-------- DATA IN THIS EXERCISE
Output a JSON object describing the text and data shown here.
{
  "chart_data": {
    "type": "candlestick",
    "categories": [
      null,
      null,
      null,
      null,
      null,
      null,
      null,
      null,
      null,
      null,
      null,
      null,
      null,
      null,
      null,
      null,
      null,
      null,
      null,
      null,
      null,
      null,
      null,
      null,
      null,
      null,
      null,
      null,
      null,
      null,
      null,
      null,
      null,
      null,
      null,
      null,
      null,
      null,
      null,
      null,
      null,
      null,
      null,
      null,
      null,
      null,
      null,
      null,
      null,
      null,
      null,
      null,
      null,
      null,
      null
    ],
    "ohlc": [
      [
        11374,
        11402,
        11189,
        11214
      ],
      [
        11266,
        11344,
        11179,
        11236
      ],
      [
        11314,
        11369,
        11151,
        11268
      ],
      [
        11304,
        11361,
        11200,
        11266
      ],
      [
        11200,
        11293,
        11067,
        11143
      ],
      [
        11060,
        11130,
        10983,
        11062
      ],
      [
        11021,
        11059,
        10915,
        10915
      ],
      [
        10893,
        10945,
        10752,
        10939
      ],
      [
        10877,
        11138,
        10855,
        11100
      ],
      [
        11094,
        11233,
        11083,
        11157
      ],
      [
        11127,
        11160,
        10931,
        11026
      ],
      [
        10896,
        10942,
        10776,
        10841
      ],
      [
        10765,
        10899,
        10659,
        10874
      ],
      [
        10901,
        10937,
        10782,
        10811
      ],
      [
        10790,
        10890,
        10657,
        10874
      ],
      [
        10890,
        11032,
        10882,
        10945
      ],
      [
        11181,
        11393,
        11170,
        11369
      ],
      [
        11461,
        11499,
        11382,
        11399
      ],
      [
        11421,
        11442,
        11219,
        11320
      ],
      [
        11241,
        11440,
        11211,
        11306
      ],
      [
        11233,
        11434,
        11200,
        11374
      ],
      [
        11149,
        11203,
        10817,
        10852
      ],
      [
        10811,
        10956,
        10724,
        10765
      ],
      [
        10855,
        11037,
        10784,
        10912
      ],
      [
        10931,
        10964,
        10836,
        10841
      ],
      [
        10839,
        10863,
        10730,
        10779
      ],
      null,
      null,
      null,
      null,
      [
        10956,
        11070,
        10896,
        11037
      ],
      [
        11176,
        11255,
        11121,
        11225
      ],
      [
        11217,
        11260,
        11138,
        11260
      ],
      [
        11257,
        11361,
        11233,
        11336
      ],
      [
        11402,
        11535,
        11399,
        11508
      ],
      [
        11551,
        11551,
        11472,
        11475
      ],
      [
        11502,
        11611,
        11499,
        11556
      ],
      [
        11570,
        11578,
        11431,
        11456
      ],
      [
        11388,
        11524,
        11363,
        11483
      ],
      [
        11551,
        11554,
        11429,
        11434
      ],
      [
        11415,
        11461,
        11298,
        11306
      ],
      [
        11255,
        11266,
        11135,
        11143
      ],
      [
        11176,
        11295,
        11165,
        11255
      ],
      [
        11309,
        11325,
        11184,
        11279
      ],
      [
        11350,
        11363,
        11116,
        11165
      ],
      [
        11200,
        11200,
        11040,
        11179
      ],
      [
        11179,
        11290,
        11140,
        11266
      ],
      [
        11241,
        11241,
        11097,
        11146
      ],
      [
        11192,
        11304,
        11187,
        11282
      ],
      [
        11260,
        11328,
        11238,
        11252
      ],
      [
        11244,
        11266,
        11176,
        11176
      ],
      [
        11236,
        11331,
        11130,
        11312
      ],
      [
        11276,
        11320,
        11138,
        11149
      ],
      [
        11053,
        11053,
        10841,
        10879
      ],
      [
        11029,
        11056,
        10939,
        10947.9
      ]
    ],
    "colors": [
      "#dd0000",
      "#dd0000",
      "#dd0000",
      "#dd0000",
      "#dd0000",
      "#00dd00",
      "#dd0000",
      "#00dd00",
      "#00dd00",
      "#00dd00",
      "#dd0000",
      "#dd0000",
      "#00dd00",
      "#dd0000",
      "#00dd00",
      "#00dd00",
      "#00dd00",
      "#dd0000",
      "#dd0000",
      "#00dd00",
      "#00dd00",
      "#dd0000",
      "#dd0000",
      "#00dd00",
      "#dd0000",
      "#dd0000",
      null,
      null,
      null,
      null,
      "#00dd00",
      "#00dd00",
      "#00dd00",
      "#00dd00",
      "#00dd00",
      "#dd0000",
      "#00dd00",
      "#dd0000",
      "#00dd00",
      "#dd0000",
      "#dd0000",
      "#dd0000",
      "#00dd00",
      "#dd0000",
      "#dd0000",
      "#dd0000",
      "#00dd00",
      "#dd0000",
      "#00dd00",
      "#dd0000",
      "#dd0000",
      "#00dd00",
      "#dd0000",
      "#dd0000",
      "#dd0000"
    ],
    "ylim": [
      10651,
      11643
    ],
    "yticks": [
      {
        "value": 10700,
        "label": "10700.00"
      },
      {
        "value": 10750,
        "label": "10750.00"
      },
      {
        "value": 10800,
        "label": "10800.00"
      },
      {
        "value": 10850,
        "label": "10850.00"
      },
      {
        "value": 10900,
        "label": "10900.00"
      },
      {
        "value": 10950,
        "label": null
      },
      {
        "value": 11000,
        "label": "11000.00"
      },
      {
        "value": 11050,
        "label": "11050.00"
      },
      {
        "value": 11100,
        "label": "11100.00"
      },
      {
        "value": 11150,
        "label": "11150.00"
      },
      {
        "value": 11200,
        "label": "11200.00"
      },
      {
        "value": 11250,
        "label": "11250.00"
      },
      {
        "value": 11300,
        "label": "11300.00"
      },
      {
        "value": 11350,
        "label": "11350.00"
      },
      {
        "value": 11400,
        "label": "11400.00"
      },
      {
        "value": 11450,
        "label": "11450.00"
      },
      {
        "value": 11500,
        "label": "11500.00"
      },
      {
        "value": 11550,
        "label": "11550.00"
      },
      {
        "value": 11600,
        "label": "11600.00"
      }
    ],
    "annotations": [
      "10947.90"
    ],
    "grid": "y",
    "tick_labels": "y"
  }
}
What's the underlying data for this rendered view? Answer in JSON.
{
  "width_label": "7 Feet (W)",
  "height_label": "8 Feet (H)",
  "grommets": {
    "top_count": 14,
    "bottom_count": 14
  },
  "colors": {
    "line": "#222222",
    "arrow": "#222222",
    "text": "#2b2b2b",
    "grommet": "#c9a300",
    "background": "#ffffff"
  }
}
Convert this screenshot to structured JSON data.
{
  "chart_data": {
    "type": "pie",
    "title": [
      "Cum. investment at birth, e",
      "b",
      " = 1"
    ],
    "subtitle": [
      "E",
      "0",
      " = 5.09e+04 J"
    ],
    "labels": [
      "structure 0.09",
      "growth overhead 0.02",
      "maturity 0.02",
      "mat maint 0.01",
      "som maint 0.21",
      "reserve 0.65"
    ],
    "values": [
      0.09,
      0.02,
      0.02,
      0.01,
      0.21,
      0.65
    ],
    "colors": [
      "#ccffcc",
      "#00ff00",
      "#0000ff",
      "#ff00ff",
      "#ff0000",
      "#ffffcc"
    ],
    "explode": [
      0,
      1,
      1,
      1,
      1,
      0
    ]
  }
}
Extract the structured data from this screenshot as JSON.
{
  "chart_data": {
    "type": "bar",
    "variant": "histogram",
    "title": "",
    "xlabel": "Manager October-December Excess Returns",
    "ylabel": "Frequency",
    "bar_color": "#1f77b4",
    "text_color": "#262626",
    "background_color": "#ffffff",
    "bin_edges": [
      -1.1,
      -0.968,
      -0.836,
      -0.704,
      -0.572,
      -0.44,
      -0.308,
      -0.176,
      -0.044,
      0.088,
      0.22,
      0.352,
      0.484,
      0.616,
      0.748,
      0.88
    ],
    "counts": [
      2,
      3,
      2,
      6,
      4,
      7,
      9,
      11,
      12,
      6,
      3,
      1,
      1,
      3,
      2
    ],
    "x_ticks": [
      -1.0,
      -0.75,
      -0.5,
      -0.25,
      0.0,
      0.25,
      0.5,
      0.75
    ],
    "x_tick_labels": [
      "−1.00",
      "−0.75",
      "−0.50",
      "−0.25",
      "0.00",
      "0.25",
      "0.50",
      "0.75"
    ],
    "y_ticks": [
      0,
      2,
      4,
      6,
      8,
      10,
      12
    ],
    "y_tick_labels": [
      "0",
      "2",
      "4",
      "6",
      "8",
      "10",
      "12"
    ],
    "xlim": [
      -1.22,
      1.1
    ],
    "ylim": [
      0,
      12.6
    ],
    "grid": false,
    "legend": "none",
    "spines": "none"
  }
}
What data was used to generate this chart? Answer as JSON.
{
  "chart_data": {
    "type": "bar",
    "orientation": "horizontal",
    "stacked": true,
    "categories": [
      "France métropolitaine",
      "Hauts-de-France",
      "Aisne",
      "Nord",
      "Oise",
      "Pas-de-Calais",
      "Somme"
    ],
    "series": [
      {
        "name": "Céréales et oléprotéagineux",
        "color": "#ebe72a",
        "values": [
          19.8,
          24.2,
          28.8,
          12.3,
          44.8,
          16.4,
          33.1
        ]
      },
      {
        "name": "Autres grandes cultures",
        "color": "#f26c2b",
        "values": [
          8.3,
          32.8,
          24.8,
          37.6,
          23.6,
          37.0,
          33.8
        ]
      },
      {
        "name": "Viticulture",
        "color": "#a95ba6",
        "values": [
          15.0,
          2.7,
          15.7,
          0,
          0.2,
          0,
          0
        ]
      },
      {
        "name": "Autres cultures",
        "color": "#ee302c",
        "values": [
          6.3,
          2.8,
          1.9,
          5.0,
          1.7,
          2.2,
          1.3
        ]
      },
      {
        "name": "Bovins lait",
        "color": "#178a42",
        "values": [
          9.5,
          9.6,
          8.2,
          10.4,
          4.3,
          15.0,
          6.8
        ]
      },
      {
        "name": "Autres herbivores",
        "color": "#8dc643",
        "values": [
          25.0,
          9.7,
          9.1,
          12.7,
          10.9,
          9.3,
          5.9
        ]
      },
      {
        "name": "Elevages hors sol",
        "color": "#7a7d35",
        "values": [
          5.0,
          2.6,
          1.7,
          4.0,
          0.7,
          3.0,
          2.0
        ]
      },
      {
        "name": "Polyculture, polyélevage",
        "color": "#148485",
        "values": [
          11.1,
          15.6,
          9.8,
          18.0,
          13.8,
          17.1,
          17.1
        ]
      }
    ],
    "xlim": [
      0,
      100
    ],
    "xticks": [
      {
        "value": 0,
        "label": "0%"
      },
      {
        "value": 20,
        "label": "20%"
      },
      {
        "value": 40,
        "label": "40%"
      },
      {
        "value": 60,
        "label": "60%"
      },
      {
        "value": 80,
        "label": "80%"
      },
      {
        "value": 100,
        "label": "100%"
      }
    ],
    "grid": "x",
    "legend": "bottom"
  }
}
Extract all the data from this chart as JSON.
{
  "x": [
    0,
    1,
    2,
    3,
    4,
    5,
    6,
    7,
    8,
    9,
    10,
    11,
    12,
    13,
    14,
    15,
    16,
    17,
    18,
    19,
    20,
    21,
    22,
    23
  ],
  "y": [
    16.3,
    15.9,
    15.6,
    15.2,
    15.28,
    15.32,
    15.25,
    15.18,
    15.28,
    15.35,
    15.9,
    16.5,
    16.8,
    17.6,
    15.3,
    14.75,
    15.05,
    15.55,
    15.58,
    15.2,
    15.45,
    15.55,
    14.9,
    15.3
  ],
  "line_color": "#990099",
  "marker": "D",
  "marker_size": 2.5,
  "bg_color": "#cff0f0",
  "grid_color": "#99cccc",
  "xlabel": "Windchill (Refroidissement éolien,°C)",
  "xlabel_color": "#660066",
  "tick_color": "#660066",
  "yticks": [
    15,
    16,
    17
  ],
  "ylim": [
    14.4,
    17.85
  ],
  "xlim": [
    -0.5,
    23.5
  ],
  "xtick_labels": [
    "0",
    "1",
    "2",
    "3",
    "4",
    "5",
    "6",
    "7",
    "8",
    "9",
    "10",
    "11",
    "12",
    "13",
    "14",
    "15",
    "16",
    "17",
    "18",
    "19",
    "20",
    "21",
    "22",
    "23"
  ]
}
----------------
Check each line of the entries for the string "from". Copy the lines that have it.

* [THE RESULT]:
Extract the structured data from this screenshot as JSON.
Extract all the data from this chart as JSON.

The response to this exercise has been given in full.